:: Material for the task
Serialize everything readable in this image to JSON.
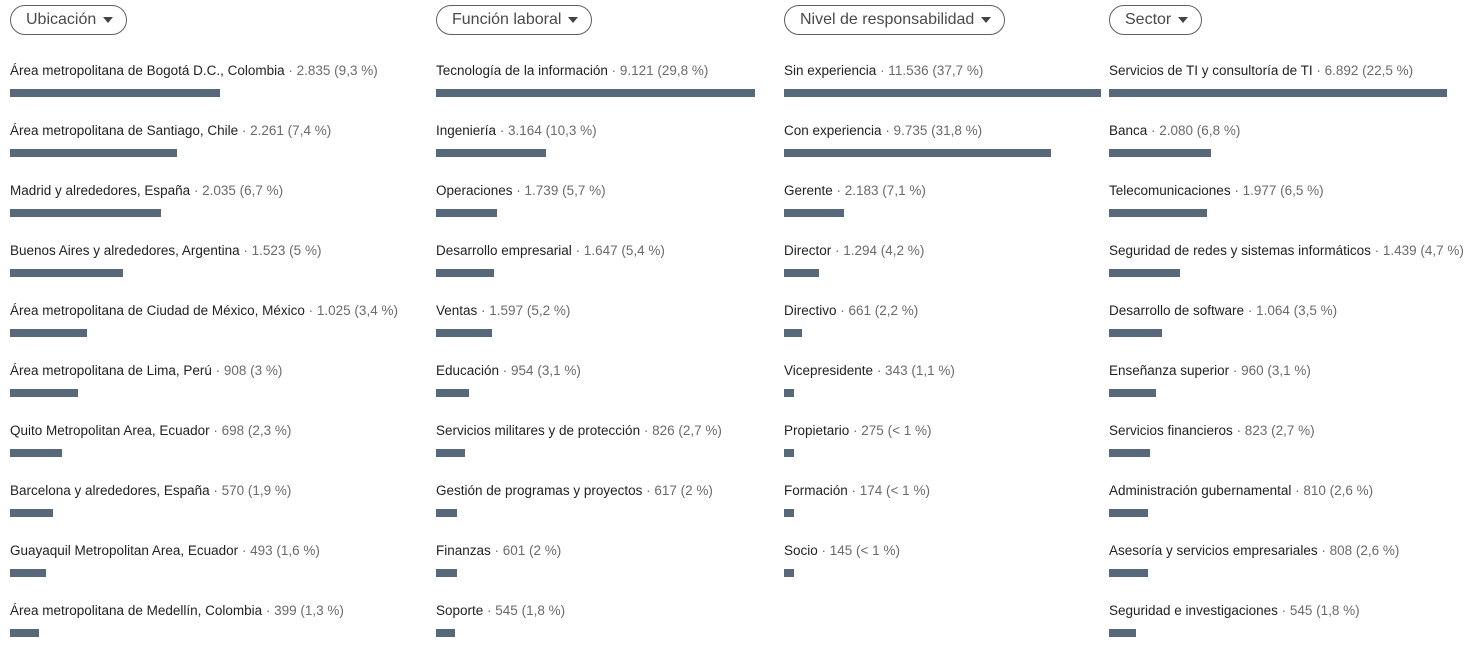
{
  "colors": {
    "bar": "#56687a",
    "filter_border": "#5f5f5f"
  },
  "columns": [
    {
      "id": "ubicacion",
      "filter_label": "Ubicación",
      "items": [
        {
          "label": "Área metropolitana de Bogotá D.C., Colombia",
          "meta": " · 2.835 (9,3 %)",
          "share": 9.3
        },
        {
          "label": "Área metropolitana de Santiago, Chile",
          "meta": " · 2.261 (7,4 %)",
          "share": 7.4
        },
        {
          "label": "Madrid y alrededores, España",
          "meta": " · 2.035 (6,7 %)",
          "share": 6.7
        },
        {
          "label": "Buenos Aires y alrededores, Argentina",
          "meta": " · 1.523 (5 %)",
          "share": 5.0
        },
        {
          "label": "Área metropolitana de Ciudad de México, México",
          "meta": " · 1.025 (3,4 %)",
          "share": 3.4
        },
        {
          "label": "Área metropolitana de Lima, Perú",
          "meta": " · 908 (3 %)",
          "share": 3.0
        },
        {
          "label": "Quito Metropolitan Area, Ecuador",
          "meta": " · 698 (2,3 %)",
          "share": 2.3
        },
        {
          "label": "Barcelona y alrededores, España",
          "meta": " · 570 (1,9 %)",
          "share": 1.9
        },
        {
          "label": "Guayaquil Metropolitan Area, Ecuador",
          "meta": " · 493 (1,6 %)",
          "share": 1.6
        },
        {
          "label": "Área metropolitana de Medellín, Colombia",
          "meta": " · 399 (1,3 %)",
          "share": 1.3
        }
      ]
    },
    {
      "id": "funcion",
      "filter_label": "Función laboral",
      "items": [
        {
          "label": "Tecnología de la información",
          "meta": " · 9.121 (29,8 %)",
          "share": 29.8
        },
        {
          "label": "Ingeniería",
          "meta": " · 3.164 (10,3 %)",
          "share": 10.3
        },
        {
          "label": "Operaciones",
          "meta": " · 1.739 (5,7 %)",
          "share": 5.7
        },
        {
          "label": "Desarrollo empresarial",
          "meta": " · 1.647 (5,4 %)",
          "share": 5.4
        },
        {
          "label": "Ventas",
          "meta": " · 1.597 (5,2 %)",
          "share": 5.2
        },
        {
          "label": "Educación",
          "meta": " · 954 (3,1 %)",
          "share": 3.1
        },
        {
          "label": "Servicios militares y de protección",
          "meta": " · 826 (2,7 %)",
          "share": 2.7
        },
        {
          "label": "Gestión de programas y proyectos",
          "meta": " · 617 (2 %)",
          "share": 2.0
        },
        {
          "label": "Finanzas",
          "meta": " · 601 (2 %)",
          "share": 2.0
        },
        {
          "label": "Soporte",
          "meta": " · 545 (1,8 %)",
          "share": 1.8
        }
      ]
    },
    {
      "id": "nivel",
      "filter_label": "Nivel de responsabilidad",
      "items": [
        {
          "label": "Sin experiencia",
          "meta": " · 11.536 (37,7 %)",
          "share": 37.7
        },
        {
          "label": "Con experiencia",
          "meta": " · 9.735 (31,8 %)",
          "share": 31.8
        },
        {
          "label": "Gerente",
          "meta": " · 2.183 (7,1 %)",
          "share": 7.1
        },
        {
          "label": "Director",
          "meta": " · 1.294 (4,2 %)",
          "share": 4.2
        },
        {
          "label": "Directivo",
          "meta": " · 661 (2,2 %)",
          "share": 2.2
        },
        {
          "label": "Vicepresidente",
          "meta": " · 343 (1,1 %)",
          "share": 1.1
        },
        {
          "label": "Propietario",
          "meta": " · 275 (< 1 %)",
          "share": 0.9
        },
        {
          "label": "Formación",
          "meta": " · 174 (< 1 %)",
          "share": 0.6
        },
        {
          "label": "Socio",
          "meta": " · 145 (< 1 %)",
          "share": 0.5
        }
      ]
    },
    {
      "id": "sector",
      "filter_label": "Sector",
      "items": [
        {
          "label": "Servicios de TI y consultoría de TI",
          "meta": " · 6.892 (22,5 %)",
          "share": 22.5
        },
        {
          "label": "Banca",
          "meta": " · 2.080 (6,8 %)",
          "share": 6.8
        },
        {
          "label": "Telecomunicaciones",
          "meta": " · 1.977 (6,5 %)",
          "share": 6.5
        },
        {
          "label": "Seguridad de redes y sistemas informáticos",
          "meta": " · 1.439 (4,7 %)",
          "share": 4.7
        },
        {
          "label": "Desarrollo de software",
          "meta": " · 1.064 (3,5 %)",
          "share": 3.5
        },
        {
          "label": "Enseñanza superior",
          "meta": " · 960 (3,1 %)",
          "share": 3.1
        },
        {
          "label": "Servicios financieros",
          "meta": " · 823 (2,7 %)",
          "share": 2.7
        },
        {
          "label": "Administración gubernamental",
          "meta": " · 810 (2,6 %)",
          "share": 2.6
        },
        {
          "label": "Asesoría y servicios empresariales",
          "meta": " · 808 (2,6 %)",
          "share": 2.6
        },
        {
          "label": "Seguridad e investigaciones",
          "meta": " · 545 (1,8 %)",
          "share": 1.8
        }
      ]
    }
  ]
}
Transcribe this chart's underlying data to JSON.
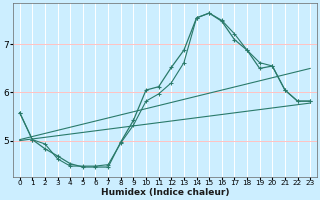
{
  "title": "",
  "xlabel": "Humidex (Indice chaleur)",
  "bg_color": "#cceeff",
  "grid_color": "#ffffff",
  "line_color": "#2a7a6a",
  "xlim": [
    -0.5,
    23.5
  ],
  "ylim": [
    4.25,
    7.85
  ],
  "yticks": [
    5,
    6,
    7
  ],
  "xticks": [
    0,
    1,
    2,
    3,
    4,
    5,
    6,
    7,
    8,
    9,
    10,
    11,
    12,
    13,
    14,
    15,
    16,
    17,
    18,
    19,
    20,
    21,
    22,
    23
  ],
  "series_wavy_x": [
    0,
    1,
    2,
    3,
    4,
    5,
    6,
    7,
    8,
    9,
    10,
    11,
    12,
    13,
    14,
    15,
    16,
    17,
    18,
    19,
    20,
    21,
    22,
    23
  ],
  "series_wavy_y": [
    5.58,
    5.02,
    4.83,
    4.68,
    4.52,
    4.45,
    4.45,
    4.45,
    4.97,
    5.42,
    6.05,
    6.12,
    6.52,
    6.88,
    7.55,
    7.65,
    7.48,
    7.1,
    6.88,
    6.5,
    6.55,
    6.05,
    5.82,
    5.82
  ],
  "series_smooth_x": [
    0,
    1,
    2,
    3,
    4,
    5,
    6,
    7,
    8,
    9,
    10,
    11,
    12,
    13,
    14,
    15,
    16,
    17,
    18,
    19,
    20,
    21,
    22,
    23
  ],
  "series_smooth_y": [
    5.58,
    5.02,
    4.93,
    4.62,
    4.47,
    4.47,
    4.47,
    4.5,
    4.95,
    5.32,
    5.82,
    5.97,
    6.2,
    6.62,
    7.55,
    7.65,
    7.5,
    7.22,
    6.88,
    6.62,
    6.55,
    6.05,
    5.82,
    5.82
  ],
  "line1_x": [
    0,
    23
  ],
  "line1_y": [
    5.0,
    5.78
  ],
  "line2_x": [
    0,
    23
  ],
  "line2_y": [
    5.02,
    6.5
  ]
}
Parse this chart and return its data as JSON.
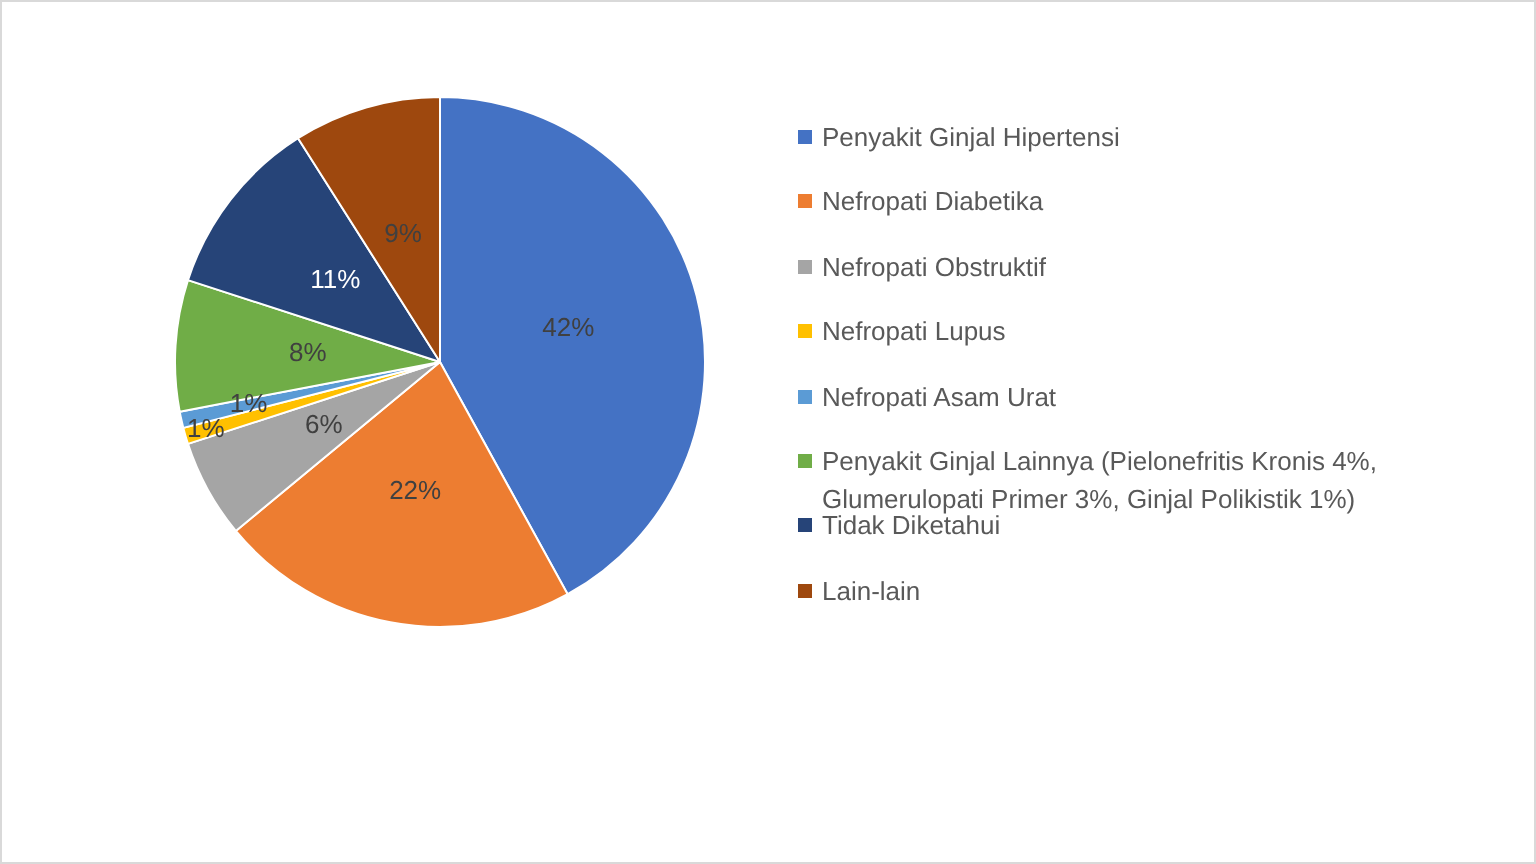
{
  "chart_data": {
    "type": "pie",
    "categories": [
      "Penyakit Ginjal Hipertensi",
      "Nefropati Diabetika",
      "Nefropati Obstruktif",
      "Nefropati Lupus",
      "Nefropati Asam Urat",
      "Penyakit Ginjal Lainnya (Pielonefritis Kronis 4%, Glumerulopati Primer 3%, Ginjal Polikistik 1%)",
      "Tidak Diketahui",
      "Lain-lain"
    ],
    "values": [
      42,
      22,
      6,
      1,
      1,
      8,
      11,
      9
    ],
    "value_labels": [
      "42%",
      "22%",
      "6%",
      "1%",
      "1%",
      "8%",
      "11%",
      "9%"
    ],
    "colors": [
      "#4472c4",
      "#ed7d31",
      "#a5a5a5",
      "#ffc000",
      "#5b9bd5",
      "#70ad47",
      "#264478",
      "#9e480e"
    ],
    "legend": "right"
  }
}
::::
* Set exercise
Pull out every line containing "Ecuador".

* Answer for this exercise
          "label": "Quito Metropolitan Area, Ecuador",
          "label": "Guayaquil Metropolitan Area, Ecuador",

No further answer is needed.